◆ WHAT YOU WILL DO
Copy out every record below, word for word.
##### RECORDED DATA
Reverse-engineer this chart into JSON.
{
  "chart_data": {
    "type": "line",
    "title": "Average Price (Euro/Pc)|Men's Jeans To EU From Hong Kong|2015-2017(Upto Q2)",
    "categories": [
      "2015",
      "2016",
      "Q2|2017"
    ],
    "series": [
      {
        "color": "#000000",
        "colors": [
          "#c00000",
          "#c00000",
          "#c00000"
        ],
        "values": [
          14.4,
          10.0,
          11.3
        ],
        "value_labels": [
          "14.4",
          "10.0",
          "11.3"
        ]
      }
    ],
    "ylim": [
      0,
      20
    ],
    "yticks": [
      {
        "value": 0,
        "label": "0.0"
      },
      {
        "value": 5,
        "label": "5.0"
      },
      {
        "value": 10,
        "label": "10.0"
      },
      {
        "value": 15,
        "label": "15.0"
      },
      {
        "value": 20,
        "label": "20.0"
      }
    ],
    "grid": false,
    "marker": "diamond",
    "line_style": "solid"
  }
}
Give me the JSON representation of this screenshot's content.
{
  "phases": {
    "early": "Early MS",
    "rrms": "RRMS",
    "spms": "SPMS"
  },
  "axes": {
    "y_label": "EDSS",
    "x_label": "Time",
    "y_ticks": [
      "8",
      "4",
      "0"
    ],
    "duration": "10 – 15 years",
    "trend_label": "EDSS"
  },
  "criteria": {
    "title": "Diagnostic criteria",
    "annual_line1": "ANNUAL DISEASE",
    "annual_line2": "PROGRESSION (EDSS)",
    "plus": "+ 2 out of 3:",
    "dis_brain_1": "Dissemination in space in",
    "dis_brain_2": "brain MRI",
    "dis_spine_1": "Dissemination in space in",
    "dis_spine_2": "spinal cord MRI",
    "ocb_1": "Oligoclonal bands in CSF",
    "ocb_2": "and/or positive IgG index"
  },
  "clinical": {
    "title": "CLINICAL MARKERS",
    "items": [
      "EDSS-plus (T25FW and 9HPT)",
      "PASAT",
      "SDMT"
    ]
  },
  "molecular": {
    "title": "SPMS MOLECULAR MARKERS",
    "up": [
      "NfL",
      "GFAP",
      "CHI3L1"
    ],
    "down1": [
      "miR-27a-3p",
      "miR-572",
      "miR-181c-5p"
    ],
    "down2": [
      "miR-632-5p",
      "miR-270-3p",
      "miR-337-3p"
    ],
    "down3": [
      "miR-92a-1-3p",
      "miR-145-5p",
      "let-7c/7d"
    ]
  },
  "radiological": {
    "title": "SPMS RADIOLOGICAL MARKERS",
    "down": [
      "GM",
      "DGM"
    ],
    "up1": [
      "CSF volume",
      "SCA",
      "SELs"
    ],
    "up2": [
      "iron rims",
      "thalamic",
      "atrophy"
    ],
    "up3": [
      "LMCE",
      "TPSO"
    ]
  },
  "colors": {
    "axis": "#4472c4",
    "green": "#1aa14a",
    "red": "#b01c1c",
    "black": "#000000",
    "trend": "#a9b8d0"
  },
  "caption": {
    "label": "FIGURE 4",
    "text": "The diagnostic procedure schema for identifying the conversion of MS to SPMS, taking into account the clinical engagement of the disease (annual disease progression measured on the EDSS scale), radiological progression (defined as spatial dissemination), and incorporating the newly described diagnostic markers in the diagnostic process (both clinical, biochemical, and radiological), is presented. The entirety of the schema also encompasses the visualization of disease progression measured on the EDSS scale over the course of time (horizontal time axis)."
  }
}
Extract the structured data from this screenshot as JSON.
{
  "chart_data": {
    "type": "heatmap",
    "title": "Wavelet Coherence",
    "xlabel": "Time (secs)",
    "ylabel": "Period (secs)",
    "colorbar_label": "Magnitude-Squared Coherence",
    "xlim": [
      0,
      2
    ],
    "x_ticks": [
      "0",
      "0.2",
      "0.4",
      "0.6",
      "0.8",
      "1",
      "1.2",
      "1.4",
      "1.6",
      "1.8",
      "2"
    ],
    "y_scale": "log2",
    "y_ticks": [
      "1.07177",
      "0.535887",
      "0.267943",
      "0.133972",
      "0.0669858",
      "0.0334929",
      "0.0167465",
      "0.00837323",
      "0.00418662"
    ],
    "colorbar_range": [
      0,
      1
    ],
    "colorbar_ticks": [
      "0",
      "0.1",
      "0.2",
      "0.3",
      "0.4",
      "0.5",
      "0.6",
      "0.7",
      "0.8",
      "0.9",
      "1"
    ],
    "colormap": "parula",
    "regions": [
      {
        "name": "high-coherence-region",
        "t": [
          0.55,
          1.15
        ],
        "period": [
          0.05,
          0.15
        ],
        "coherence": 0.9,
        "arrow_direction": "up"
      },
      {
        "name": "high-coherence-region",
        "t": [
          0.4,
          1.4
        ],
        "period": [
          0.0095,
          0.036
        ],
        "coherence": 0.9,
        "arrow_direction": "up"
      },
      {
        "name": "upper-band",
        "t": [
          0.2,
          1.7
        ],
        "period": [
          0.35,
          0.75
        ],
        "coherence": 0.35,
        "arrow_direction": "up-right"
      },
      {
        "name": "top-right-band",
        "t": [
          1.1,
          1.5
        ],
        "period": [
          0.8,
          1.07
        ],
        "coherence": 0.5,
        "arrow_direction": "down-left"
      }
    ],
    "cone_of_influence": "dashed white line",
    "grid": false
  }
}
##########
◆ SOLUTION FOR THIS TASK
Reverse-engineer this chart into JSON.
{
  "chart_data": {
    "type": "line",
    "title": "Average Price (Euro/Pc)|Men's Jeans To EU From Hong Kong|2015-2017(Upto Q2)",
    "categories": [
      "2015",
      "2016",
      "Q2|2017"
    ],
    "series": [
      {
        "color": "#000000",
        "colors": [
          "#c00000",
          "#c00000",
          "#c00000"
        ],
        "values": [
          14.4,
          10.0,
          11.3
        ],
        "value_labels": [
          "14.4",
          "10.0",
          "11.3"
        ]
      }
    ],
    "ylim": [
      0,
      20
    ],
    "yticks": [
      {
        "value": 0,
        "label": "0.0"
      },
      {
        "value": 5,
        "label": "5.0"
      },
      {
        "value": 10,
        "label": "10.0"
      },
      {
        "value": 15,
        "label": "15.0"
      },
      {
        "value": 20,
        "label": "20.0"
      }
    ],
    "grid": false,
    "marker": "diamond",
    "line_style": "solid"
  }
}
Give me the JSON representation of this screenshot's content.
{
  "phases": {
    "early": "Early MS",
    "rrms": "RRMS",
    "spms": "SPMS"
  },
  "axes": {
    "y_label": "EDSS",
    "x_label": "Time",
    "y_ticks": [
      "8",
      "4",
      "0"
    ],
    "duration": "10 – 15 years",
    "trend_label": "EDSS"
  },
  "criteria": {
    "title": "Diagnostic criteria",
    "annual_line1": "ANNUAL DISEASE",
    "annual_line2": "PROGRESSION (EDSS)",
    "plus": "+ 2 out of 3:",
    "dis_brain_1": "Dissemination in space in",
    "dis_brain_2": "brain MRI",
    "dis_spine_1": "Dissemination in space in",
    "dis_spine_2": "spinal cord MRI",
    "ocb_1": "Oligoclonal bands in CSF",
    "ocb_2": "and/or positive IgG index"
  },
  "clinical": {
    "title": "CLINICAL MARKERS",
    "items": [
      "EDSS-plus (T25FW and 9HPT)",
      "PASAT",
      "SDMT"
    ]
  },
  "molecular": {
    "title": "SPMS MOLECULAR MARKERS",
    "up": [
      "NfL",
      "GFAP",
      "CHI3L1"
    ],
    "down1": [
      "miR-27a-3p",
      "miR-572",
      "miR-181c-5p"
    ],
    "down2": [
      "miR-632-5p",
      "miR-270-3p",
      "miR-337-3p"
    ],
    "down3": [
      "miR-92a-1-3p",
      "miR-145-5p",
      "let-7c/7d"
    ]
  },
  "radiological": {
    "title": "SPMS RADIOLOGICAL MARKERS",
    "down": [
      "GM",
      "DGM"
    ],
    "up1": [
      "CSF volume",
      "SCA",
      "SELs"
    ],
    "up2": [
      "iron rims",
      "thalamic",
      "atrophy"
    ],
    "up3": [
      "LMCE",
      "TPSO"
    ]
  },
  "colors": {
    "axis": "#4472c4",
    "green": "#1aa14a",
    "red": "#b01c1c",
    "black": "#000000",
    "trend": "#a9b8d0"
  },
  "caption": {
    "label": "FIGURE 4",
    "text": "The diagnostic procedure schema for identifying the conversion of MS to SPMS, taking into account the clinical engagement of the disease (annual disease progression measured on the EDSS scale), radiological progression (defined as spatial dissemination), and incorporating the newly described diagnostic markers in the diagnostic process (both clinical, biochemical, and radiological), is presented. The entirety of the schema also encompasses the visualization of disease progression measured on the EDSS scale over the course of time (horizontal time axis)."
  }
}
Extract the structured data from this screenshot as JSON.
{
  "chart_data": {
    "type": "heatmap",
    "title": "Wavelet Coherence",
    "xlabel": "Time (secs)",
    "ylabel": "Period (secs)",
    "colorbar_label": "Magnitude-Squared Coherence",
    "xlim": [
      0,
      2
    ],
    "x_ticks": [
      "0",
      "0.2",
      "0.4",
      "0.6",
      "0.8",
      "1",
      "1.2",
      "1.4",
      "1.6",
      "1.8",
      "2"
    ],
    "y_scale": "log2",
    "y_ticks": [
      "1.07177",
      "0.535887",
      "0.267943",
      "0.133972",
      "0.0669858",
      "0.0334929",
      "0.0167465",
      "0.00837323",
      "0.00418662"
    ],
    "colorbar_range": [
      0,
      1
    ],
    "colorbar_ticks": [
      "0",
      "0.1",
      "0.2",
      "0.3",
      "0.4",
      "0.5",
      "0.6",
      "0.7",
      "0.8",
      "0.9",
      "1"
    ],
    "colormap": "parula",
    "regions": [
      {
        "name": "high-coherence-region",
        "t": [
          0.55,
          1.15
        ],
        "period": [
          0.05,
          0.15
        ],
        "coherence": 0.9,
        "arrow_direction": "up"
      },
      {
        "name": "high-coherence-region",
        "t": [
          0.4,
          1.4
        ],
        "period": [
          0.0095,
          0.036
        ],
        "coherence": 0.9,
        "arrow_direction": "up"
      },
      {
        "name": "upper-band",
        "t": [
          0.2,
          1.7
        ],
        "period": [
          0.35,
          0.75
        ],
        "coherence": 0.35,
        "arrow_direction": "up-right"
      },
      {
        "name": "top-right-band",
        "t": [
          1.1,
          1.5
        ],
        "period": [
          0.8,
          1.07
        ],
        "coherence": 0.5,
        "arrow_direction": "down-left"
      }
    ],
    "cone_of_influence": "dashed white line",
    "grid": false
  }
}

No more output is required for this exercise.